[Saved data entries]
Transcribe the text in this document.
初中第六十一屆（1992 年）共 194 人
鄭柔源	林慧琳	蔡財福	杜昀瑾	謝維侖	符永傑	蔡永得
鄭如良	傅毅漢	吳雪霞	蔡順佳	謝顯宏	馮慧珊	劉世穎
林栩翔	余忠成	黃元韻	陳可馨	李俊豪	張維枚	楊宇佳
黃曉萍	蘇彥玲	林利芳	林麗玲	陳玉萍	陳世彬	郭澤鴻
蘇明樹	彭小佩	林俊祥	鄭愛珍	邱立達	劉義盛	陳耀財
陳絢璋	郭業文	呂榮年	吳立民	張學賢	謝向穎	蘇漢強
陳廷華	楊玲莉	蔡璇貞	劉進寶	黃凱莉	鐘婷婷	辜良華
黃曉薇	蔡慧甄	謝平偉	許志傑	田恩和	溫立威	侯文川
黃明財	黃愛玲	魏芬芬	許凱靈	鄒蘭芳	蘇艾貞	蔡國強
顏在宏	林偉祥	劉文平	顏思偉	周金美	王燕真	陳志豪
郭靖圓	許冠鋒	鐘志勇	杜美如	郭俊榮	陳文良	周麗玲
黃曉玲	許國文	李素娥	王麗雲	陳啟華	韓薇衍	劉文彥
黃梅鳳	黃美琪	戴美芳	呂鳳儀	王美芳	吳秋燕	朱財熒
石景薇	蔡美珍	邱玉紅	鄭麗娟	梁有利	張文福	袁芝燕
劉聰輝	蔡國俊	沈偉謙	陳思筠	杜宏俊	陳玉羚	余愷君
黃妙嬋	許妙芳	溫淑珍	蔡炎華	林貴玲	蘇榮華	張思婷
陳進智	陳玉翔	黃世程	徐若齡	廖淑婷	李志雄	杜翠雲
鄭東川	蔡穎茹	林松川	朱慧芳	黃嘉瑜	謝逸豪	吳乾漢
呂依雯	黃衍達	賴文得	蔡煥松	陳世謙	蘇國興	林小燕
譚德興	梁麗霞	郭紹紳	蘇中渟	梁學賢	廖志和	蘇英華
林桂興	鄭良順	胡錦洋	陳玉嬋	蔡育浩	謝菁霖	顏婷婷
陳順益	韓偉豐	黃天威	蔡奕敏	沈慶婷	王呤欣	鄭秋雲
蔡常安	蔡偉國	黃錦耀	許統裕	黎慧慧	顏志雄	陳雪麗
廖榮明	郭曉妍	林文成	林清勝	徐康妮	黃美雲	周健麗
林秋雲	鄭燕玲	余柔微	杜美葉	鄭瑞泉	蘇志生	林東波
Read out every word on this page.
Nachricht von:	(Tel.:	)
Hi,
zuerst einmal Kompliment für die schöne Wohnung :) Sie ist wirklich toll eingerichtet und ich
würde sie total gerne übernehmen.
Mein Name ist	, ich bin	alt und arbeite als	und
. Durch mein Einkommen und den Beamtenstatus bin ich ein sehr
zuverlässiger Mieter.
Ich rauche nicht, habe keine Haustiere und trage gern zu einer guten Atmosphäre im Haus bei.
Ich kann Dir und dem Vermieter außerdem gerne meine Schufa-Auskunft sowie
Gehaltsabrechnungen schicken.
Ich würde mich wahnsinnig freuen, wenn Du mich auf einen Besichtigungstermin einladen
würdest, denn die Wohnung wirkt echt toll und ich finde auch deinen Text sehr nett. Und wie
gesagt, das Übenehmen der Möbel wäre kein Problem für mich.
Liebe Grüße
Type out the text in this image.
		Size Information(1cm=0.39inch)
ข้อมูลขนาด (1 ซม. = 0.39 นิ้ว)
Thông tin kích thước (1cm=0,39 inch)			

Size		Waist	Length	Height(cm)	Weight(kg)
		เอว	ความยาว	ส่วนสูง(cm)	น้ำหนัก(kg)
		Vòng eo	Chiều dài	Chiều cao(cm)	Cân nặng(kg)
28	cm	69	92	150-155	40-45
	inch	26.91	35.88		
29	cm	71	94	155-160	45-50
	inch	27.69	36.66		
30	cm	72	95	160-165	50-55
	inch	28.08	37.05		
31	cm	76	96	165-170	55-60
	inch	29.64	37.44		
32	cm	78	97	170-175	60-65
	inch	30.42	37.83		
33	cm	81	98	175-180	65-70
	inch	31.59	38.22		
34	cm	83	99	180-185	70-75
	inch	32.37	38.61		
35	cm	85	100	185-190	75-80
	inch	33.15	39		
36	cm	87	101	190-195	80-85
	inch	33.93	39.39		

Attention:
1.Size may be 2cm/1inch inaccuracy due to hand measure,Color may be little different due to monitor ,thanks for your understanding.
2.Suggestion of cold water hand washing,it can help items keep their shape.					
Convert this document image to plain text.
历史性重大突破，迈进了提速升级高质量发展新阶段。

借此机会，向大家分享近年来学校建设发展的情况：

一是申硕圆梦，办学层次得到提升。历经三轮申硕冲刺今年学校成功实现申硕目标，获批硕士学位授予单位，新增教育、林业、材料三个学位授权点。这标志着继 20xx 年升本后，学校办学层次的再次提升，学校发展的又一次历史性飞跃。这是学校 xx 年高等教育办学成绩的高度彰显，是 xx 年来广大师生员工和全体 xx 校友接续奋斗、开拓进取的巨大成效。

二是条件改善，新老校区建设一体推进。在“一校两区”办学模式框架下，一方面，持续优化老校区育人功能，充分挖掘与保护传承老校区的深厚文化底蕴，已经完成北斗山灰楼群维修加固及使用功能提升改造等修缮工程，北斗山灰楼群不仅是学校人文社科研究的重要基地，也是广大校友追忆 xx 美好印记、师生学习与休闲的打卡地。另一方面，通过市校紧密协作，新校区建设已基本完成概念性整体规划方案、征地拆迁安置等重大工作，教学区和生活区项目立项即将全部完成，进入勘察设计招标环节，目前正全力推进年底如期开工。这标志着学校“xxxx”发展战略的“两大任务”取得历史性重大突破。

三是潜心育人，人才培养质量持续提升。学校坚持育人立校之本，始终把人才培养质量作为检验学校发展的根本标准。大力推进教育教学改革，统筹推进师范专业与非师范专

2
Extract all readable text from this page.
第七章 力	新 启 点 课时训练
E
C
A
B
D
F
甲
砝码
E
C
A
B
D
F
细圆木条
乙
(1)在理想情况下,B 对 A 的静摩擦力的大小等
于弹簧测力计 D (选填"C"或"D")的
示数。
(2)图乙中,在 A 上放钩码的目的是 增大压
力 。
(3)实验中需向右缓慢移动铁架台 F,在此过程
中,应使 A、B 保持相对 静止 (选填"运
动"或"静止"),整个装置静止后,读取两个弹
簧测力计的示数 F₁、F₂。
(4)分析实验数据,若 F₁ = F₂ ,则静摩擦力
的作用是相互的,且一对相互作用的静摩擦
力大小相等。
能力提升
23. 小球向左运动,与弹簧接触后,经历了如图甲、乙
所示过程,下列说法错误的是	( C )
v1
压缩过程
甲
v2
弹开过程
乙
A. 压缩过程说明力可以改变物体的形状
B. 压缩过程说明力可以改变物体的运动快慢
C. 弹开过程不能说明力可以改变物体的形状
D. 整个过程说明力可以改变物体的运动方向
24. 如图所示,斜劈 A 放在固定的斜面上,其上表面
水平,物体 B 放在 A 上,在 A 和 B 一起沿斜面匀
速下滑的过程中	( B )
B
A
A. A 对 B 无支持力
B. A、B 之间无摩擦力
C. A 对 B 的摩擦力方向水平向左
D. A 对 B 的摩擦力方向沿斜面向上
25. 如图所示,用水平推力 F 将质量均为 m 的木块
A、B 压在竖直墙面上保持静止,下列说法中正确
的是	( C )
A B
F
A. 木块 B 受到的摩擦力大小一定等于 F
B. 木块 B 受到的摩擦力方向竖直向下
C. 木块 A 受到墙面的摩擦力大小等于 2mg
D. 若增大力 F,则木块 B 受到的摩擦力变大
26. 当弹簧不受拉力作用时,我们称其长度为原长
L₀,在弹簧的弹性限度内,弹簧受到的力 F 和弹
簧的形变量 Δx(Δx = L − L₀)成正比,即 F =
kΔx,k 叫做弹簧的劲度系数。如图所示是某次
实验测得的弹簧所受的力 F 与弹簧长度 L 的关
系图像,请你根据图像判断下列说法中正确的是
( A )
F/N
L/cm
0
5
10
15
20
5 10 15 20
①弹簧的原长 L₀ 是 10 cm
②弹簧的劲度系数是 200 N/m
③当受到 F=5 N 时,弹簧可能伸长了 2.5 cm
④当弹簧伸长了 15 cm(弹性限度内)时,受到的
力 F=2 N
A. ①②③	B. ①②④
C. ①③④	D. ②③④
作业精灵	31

• WORK TO COMPLETE
Pick out lines containing the word "Wohnung", each one as written.

• RIGHT ANSWER
zuerst einmal Kompliment für die schöne Wohnung :) Sie ist wirklich toll eingerichtet und ich
würdest, denn die Wohnung wirkt echt toll und ich finde auch deinen Text sehr nett. Und wie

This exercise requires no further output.